**WRITTEN EXERCISE 1**
Transcribe the termite inspection page word for word, in full.

**PAGE TEXT**
· · · · · · ·

Termite Inspections (White ant inspection)
Termites are also known as white ants
See also >> Termite Treatment >> Termite Control
See also >> Pre-purchase building and Pest Inspection
Termite inspections have two objectives. The first is to find live termites either in your home or on your property. The second is to alert you about conditions around your home that are conducive to termite attack such as moisture or other factors that will attract termites.
I am often asked "what type of house gets attacked most?"
After 12 years of termite work I can say there is no particular favorite of the termite but having said that, houses on concrete slabs seem to have the most damage as the termites can, in most cases feed happily for months without revealing themselves.
Homes on stumps, timber, steel or brick piers require the termites to expose themselves to gain entry to the structure. We also check that any inspection points, put in at time of construction are clear.
All new homes now require termite protection at the time of construction. These are usually in the form of physical barriers or chemical barriers. Now, it is very important to note that barrier is not a word that, I believe should be used. They are impediments to termite entry in that they are designed to push the termites out to find another entry that is visible to the home owner or inspector.
The Australian Standard for pre construction (AS 3660.1-2000) states:
A termite barrier system constructed in accordance with this standard cannot prevent termite attack, as barriers may be bridged or breached. Where termites bridge barriers the evidence may be detected during inspections.

· · · · · · ·

**DATA PROVIDED**
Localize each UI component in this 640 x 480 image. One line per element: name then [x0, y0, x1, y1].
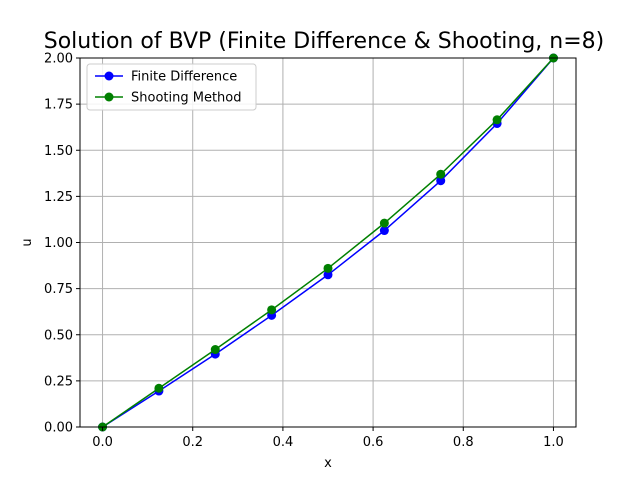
legend-marker-shooting-method — [104, 92, 114, 102]
axis-ticks: 0.0 0.2 0.4 0.6 0.8 1.0 0.00 0.25 0.50 0.75 1.00 1.… — [44, 52, 564, 451]
shooting-method-point — [436, 169, 446, 179]
shooting-method-point — [323, 263, 333, 273]
legend-label-finite-difference: Finite Difference — [131, 70, 237, 85]
legend-box — [86, 63, 257, 111]
shooting-method-point — [154, 383, 164, 393]
chart-title: Solution of BVP (Finite Difference & Sho… — [44, 29, 604, 54]
y-tick-label: 0.25 — [44, 374, 73, 389]
y-tick-label: 0.00 — [44, 421, 73, 436]
y-tick-label: 1.25 — [44, 190, 73, 205]
shooting-method-point — [492, 115, 502, 125]
legend-label-shooting-method: Shooting Method — [131, 91, 242, 106]
y-tick-label: 1.75 — [44, 98, 73, 113]
y-tick-label: 2.00 — [44, 52, 73, 67]
y-tick-label: 1.00 — [44, 236, 73, 251]
finite-difference-point — [323, 270, 333, 280]
shooting-method-point — [267, 305, 277, 315]
x-axis-label: x — [324, 456, 332, 471]
y-axis-label: u — [20, 238, 35, 246]
y-tick-label: 0.50 — [44, 328, 73, 343]
x-tick-label: 0.6 — [363, 435, 384, 450]
y-tick-label: 0.75 — [44, 282, 73, 297]
finite-difference-point — [379, 226, 389, 236]
x-tick-label: 0.0 — [92, 435, 113, 450]
shooting-method-point — [210, 345, 220, 355]
grid — [80, 57, 576, 428]
x-tick-label: 1.0 — [543, 435, 564, 450]
finite-difference-point — [436, 176, 446, 186]
x-tick-label: 0.8 — [453, 435, 474, 450]
y-tick-label: 1.50 — [44, 144, 73, 159]
shooting-method-point — [379, 218, 389, 228]
x-tick-label: 0.4 — [273, 435, 294, 450]
legend-marker-finite-difference — [104, 71, 114, 81]
x-tick-label: 0.2 — [182, 435, 203, 450]
legend: Finite Difference Shooting Method — [86, 63, 257, 111]
series-layer — [98, 53, 558, 432]
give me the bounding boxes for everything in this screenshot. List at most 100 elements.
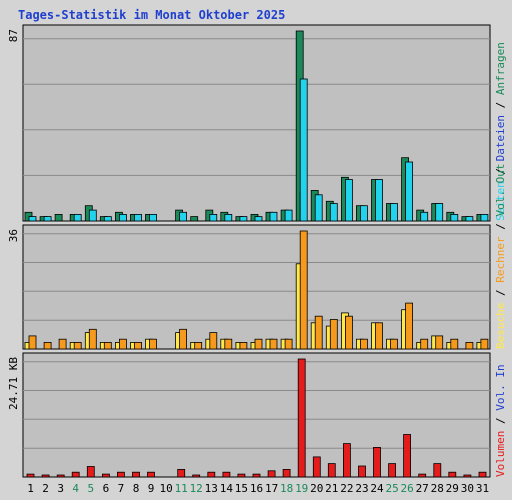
x-tick-label: 16 xyxy=(250,482,263,495)
x-tick-label: 11 xyxy=(175,482,188,495)
bar-volumen-day-29 xyxy=(448,471,457,478)
bar-volumen-day-2 xyxy=(41,474,50,478)
bar-seiten-day-16 xyxy=(254,216,263,222)
bar-volumen-day-27 xyxy=(418,473,427,478)
bar-seiten-day-7 xyxy=(119,213,127,222)
bar-seiten-day-5 xyxy=(88,209,97,222)
bar-seiten-day-22 xyxy=(344,179,353,222)
bar-rechner-day-24 xyxy=(375,322,383,350)
x-tick-label: 21 xyxy=(325,482,338,495)
bar-seiten-day-18 xyxy=(284,209,293,222)
bar-volumen-day-24 xyxy=(373,446,381,478)
panel-bottom: 24.71 KB xyxy=(7,352,491,478)
panel-middle: 36 xyxy=(7,224,491,350)
x-tick-label: 19 xyxy=(295,482,308,495)
bar-rechner-day-22 xyxy=(344,315,353,350)
bar-seiten-day-19 xyxy=(299,78,308,222)
bar-seiten-day-28 xyxy=(435,203,444,222)
y-max-label: 36 xyxy=(7,229,20,242)
bar-seiten-day-20 xyxy=(314,194,323,222)
bar-seiten-day-24 xyxy=(375,179,383,222)
x-tick-label: 12 xyxy=(190,482,203,495)
legend-separator: / xyxy=(494,95,507,115)
bar-rechner-day-27 xyxy=(420,338,429,350)
bar-seiten-day-17 xyxy=(269,211,278,222)
bar-rechner-day-20 xyxy=(314,315,323,350)
bar-seiten-day-29 xyxy=(450,213,459,222)
bar-volumen-day-16 xyxy=(252,473,261,478)
legend-separator: / xyxy=(494,217,507,237)
bar-seiten-day-8 xyxy=(134,213,142,222)
x-tick-label: 8 xyxy=(133,482,140,495)
bar-anfragen-day-12 xyxy=(190,216,199,222)
bar-rechner-day-9 xyxy=(149,338,157,350)
bar-rechner-day-14 xyxy=(224,338,233,350)
bar-seiten-day-14 xyxy=(224,213,233,222)
x-tick-label: 3 xyxy=(57,482,64,495)
x-tick-label: 1 xyxy=(27,482,34,495)
bar-volumen-day-22 xyxy=(342,443,351,478)
bar-rechner-day-19 xyxy=(299,230,308,350)
legend-entry-anfragen: Anfragen xyxy=(494,42,507,95)
bar-rechner-day-3 xyxy=(58,338,67,350)
bar-rechner-day-30 xyxy=(465,341,474,350)
bar-volumen-day-15 xyxy=(237,473,246,478)
x-tick-label: 6 xyxy=(103,482,110,495)
bar-volumen-day-30 xyxy=(463,474,472,478)
bar-volumen-day-17 xyxy=(267,470,276,478)
bar-rechner-day-8 xyxy=(134,341,142,350)
bar-volumen-day-11 xyxy=(177,468,186,478)
bar-seiten-day-11 xyxy=(179,211,188,222)
bar-rechner-day-7 xyxy=(119,338,127,350)
bar-rechner-day-12 xyxy=(194,341,203,350)
bar-volumen-day-12 xyxy=(192,474,201,478)
x-tick-label: 24 xyxy=(370,482,384,495)
bar-rechner-day-23 xyxy=(359,338,368,350)
bar-seiten-day-31 xyxy=(480,213,489,222)
bar-rechner-day-5 xyxy=(88,328,97,350)
bar-seiten-day-9 xyxy=(149,213,157,222)
bar-volumen-day-20 xyxy=(312,456,321,478)
bar-rechner-day-25 xyxy=(390,338,398,350)
bar-volumen-day-14 xyxy=(222,471,231,478)
legend-entry-volumen: Volumen xyxy=(494,431,507,477)
chart-title: Tages-Statistik im Monat Oktober 2025 xyxy=(18,8,285,22)
legend-entry-vol-in: Vol. In xyxy=(494,364,507,410)
chart-panels: 87 36 24.71 KB xyxy=(7,24,491,478)
x-tick-label: 29 xyxy=(446,482,459,495)
bar-rechner-day-29 xyxy=(450,338,459,350)
x-tick-label: 27 xyxy=(416,482,429,495)
bar-volumen-day-7 xyxy=(117,471,125,478)
bar-seiten-day-25 xyxy=(390,203,398,222)
legend-separator: / xyxy=(494,411,507,431)
bar-seiten-day-23 xyxy=(359,205,368,222)
bar-rechner-day-17 xyxy=(269,338,278,350)
x-tick-label: 10 xyxy=(159,482,172,495)
bar-seiten-day-2 xyxy=(43,216,52,222)
x-tick-label: 7 xyxy=(118,482,125,495)
bar-rechner-day-31 xyxy=(480,338,489,350)
x-tick-label: 28 xyxy=(431,482,444,495)
bar-volumen-day-25 xyxy=(388,463,397,478)
bar-volumen-day-1 xyxy=(26,473,35,478)
bar-volumen-day-23 xyxy=(358,465,366,478)
bar-seiten-day-26 xyxy=(405,161,414,222)
legend-entry-dateien: Dateien xyxy=(494,115,507,161)
bar-volumen-day-26 xyxy=(403,434,412,478)
legend-entry-seiten: Seiten xyxy=(494,181,507,221)
bar-volumen-day-9 xyxy=(147,471,155,478)
bar-volumen-day-5 xyxy=(86,466,95,478)
panel-top: 87 xyxy=(7,24,491,222)
x-tick-label: 2 xyxy=(42,482,49,495)
x-tick-label: 30 xyxy=(461,482,474,495)
bar-volumen-day-18 xyxy=(282,468,291,478)
legend-top: Seiten / Dateien / Anfragen xyxy=(494,42,507,221)
bar-seiten-day-4 xyxy=(73,213,82,222)
y-max-label: 24.71 KB xyxy=(7,357,20,410)
bar-rechner-day-2 xyxy=(43,341,52,350)
bar-rechner-day-26 xyxy=(405,302,414,350)
x-tick-label: 26 xyxy=(400,482,413,495)
x-tick-label: 14 xyxy=(220,482,234,495)
legend-bottom: Volumen / Vol. In xyxy=(494,364,507,477)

· · · · · · ·

**WRITTEN EXERCISE 2**
In the listing, swap every "bar-volumen" for "bar-volume" and leave everything else the same. Return only the lines from the one with "x-tick-label: 16 xyxy=(250,482,263,495)" to the one with "bar-volumen-day-27 xyxy=(418,473,427,478)".

**FINAL RESULT 1**
Termite Inspections (White ant inspection)
Termites are also known as white ants
See also >> Termite Treatment >> Termite Control
See also >> Pre-purchase building and Pest Inspection
Termite inspections have two objectives. The first is to find live termites either in your home or on your property. The second is to alert you about conditions around your home that are conducive to termite attack such as moisture or other factors that will attract termites.
I am often asked "what type of house gets attacked most?"
After 12 years of termite work I can say there is no particular favorite of the termite but having said that, houses on concrete slabs seem to have the most damage as the termites can, in most cases feed happily for months without revealing themselves.
Homes on stumps, timber, steel or brick piers require the termites to expose themselves to gain entry to the structure. We also check that any inspection points, put in at time of construction are clear.
All new homes now require termite protection at the time of construction. These are usually in the form of physical barriers or chemical barriers. Now, it is very important to note that barrier is not a word that, I believe should be used. They are impediments to termite entry in that they are designed to push the termites out to find another entry that is visible to the home owner or inspector.
The Australian Standard for pre construction (AS 3660.1-2000) states:
A termite barrier system constructed in accordance with this standard cannot prevent termite attack, as barriers may be bridged or breached. Where termites bridge barriers the evidence may be detected during inspections.

**FINAL RESULT 2**
x-tick-label: 16 xyxy=(250,482,263,495)
x-tick-label: 11 xyxy=(175,482,188,495)
bar-volume-day-29 xyxy=(448,471,457,478)
bar-volume-day-2 xyxy=(41,474,50,478)
bar-seiten-day-16 xyxy=(254,216,263,222)
bar-volume-day-27 xyxy=(418,473,427,478)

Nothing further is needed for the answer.